# [Task details]
Retype every line of the items below verbatim, omitting the pictures.

(Data Listing)
______________________________
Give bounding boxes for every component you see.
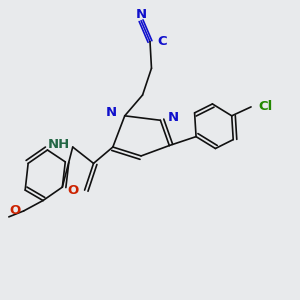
Text: C: C [158, 35, 167, 48]
Text: N: N [106, 106, 117, 119]
Text: N: N [136, 8, 147, 21]
Text: Cl: Cl [259, 100, 273, 113]
Text: NH: NH [47, 138, 70, 151]
Text: O: O [10, 204, 21, 218]
Text: O: O [68, 184, 79, 196]
Text: N: N [168, 111, 179, 124]
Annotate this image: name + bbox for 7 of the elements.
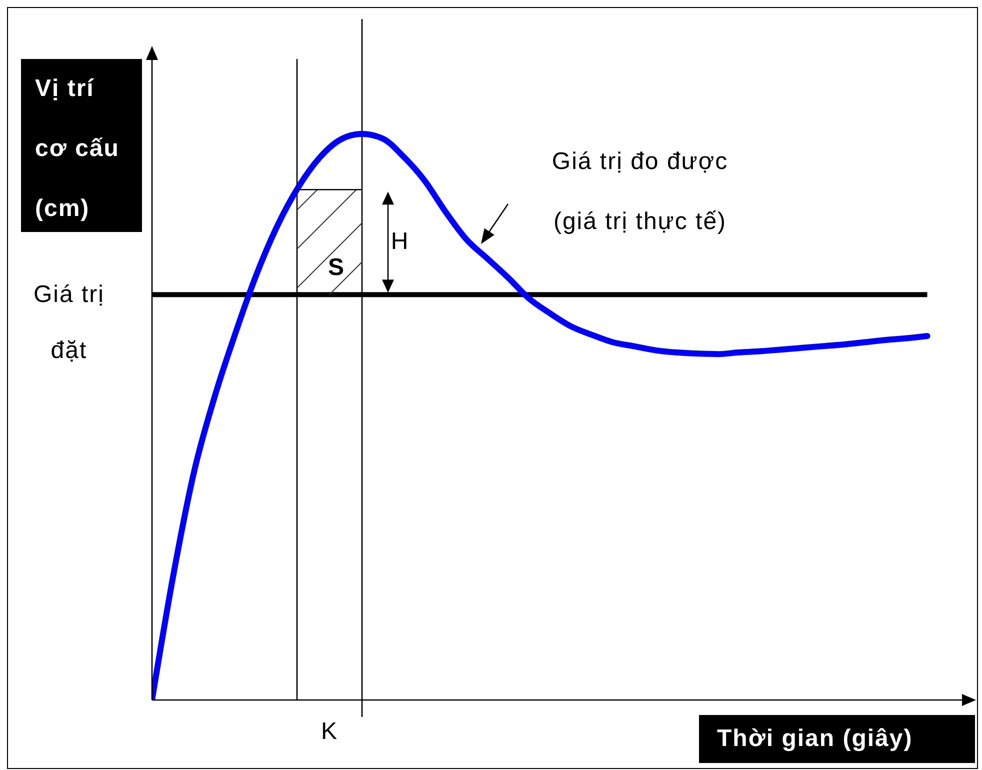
text: Giá trị đo được (giá trị thực tế) xyxy=(552,148,728,235)
text: Vị trí cơ cấu (cm) xyxy=(35,75,120,222)
text: Giá trị đặt xyxy=(33,280,105,364)
annotation: H xyxy=(390,228,410,256)
annotation: S xyxy=(328,254,346,282)
text: K xyxy=(320,718,338,746)
x-axis-title: Thời gian (giây) xyxy=(717,724,914,754)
______________________________
# [Output for this exercise]
Give bounding boxes for every component you see.
Text: C: C [158, 35, 167, 48]
Text: N: N [106, 106, 117, 119]
Text: N: N [136, 8, 147, 21]
Text: Cl: Cl [259, 100, 273, 113]
Text: NH: NH [47, 138, 70, 151]
Text: O: O [10, 204, 21, 218]
Text: O: O [68, 184, 79, 196]
Text: N: N [168, 111, 179, 124]
Annotate this image: name + bbox for 7 of the elements.
text: Giá trị đo được (giá trị thực tế) xyxy=(552,148,728,235)
text: Vị trí cơ cấu (cm) xyxy=(35,75,120,222)
text: Giá trị đặt xyxy=(33,280,105,364)
annotation: H xyxy=(390,228,410,256)
annotation: S xyxy=(328,254,346,282)
text: K xyxy=(320,718,338,746)
x-axis-title: Thời gian (giây) xyxy=(717,724,914,754)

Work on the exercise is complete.